(What you need to do): Output every record below exactly as it appears.
----
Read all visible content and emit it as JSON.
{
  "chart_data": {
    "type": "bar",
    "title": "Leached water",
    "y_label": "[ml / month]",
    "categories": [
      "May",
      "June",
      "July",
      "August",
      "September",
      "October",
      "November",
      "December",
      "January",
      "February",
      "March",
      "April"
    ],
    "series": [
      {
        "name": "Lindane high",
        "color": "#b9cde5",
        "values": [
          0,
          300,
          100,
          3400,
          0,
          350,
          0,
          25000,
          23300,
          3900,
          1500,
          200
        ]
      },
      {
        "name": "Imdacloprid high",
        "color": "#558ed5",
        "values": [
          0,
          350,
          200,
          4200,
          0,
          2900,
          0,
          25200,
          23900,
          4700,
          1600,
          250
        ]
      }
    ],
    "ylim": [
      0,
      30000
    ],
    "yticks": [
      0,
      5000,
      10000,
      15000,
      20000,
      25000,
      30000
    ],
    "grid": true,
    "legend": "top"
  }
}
----
(Full response):
Read all visible content and emit it as JSON.
{
  "chart_data": {
    "type": "bar",
    "title": "Leached water",
    "y_label": "[ml / month]",
    "categories": [
      "May",
      "June",
      "July",
      "August",
      "September",
      "October",
      "November",
      "December",
      "January",
      "February",
      "March",
      "April"
    ],
    "series": [
      {
        "name": "Lindane high",
        "color": "#b9cde5",
        "values": [
          0,
          300,
          100,
          3400,
          0,
          350,
          0,
          25000,
          23300,
          3900,
          1500,
          200
        ]
      },
      {
        "name": "Imdacloprid high",
        "color": "#558ed5",
        "values": [
          0,
          350,
          200,
          4200,
          0,
          2900,
          0,
          25200,
          23900,
          4700,
          1600,
          250
        ]
      }
    ],
    "ylim": [
      0,
      30000
    ],
    "yticks": [
      0,
      5000,
      10000,
      15000,
      20000,
      25000,
      30000
    ],
    "grid": true,
    "legend": "top"
  }
}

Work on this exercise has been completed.